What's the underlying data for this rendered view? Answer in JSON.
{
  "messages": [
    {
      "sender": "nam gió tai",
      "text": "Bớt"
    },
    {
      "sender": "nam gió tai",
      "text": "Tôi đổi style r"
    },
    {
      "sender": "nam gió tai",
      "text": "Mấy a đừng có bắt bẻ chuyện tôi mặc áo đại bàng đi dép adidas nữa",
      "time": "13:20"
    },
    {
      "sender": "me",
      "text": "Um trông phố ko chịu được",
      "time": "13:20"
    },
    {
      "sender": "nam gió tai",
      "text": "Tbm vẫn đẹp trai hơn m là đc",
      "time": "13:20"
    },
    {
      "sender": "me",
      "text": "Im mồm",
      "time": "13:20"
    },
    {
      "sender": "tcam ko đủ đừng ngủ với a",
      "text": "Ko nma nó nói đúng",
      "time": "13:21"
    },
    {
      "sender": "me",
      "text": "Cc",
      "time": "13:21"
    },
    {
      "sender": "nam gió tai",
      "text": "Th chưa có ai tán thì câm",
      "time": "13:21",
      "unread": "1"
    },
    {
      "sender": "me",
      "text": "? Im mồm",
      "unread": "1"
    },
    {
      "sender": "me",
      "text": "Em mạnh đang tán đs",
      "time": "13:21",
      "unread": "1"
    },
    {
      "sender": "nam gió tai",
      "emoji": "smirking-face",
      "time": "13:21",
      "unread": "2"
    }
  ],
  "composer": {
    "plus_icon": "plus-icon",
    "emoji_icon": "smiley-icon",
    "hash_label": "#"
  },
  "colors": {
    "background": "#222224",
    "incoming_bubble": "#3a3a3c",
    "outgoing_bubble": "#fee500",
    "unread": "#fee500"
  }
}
○ ○ ○ ○ ○ ○ ○
[Problem statement] Gather each line of the records holding the string "icon".

[Correct response]
    "plus_icon": "plus-icon",
    "emoji_icon": "smiley-icon",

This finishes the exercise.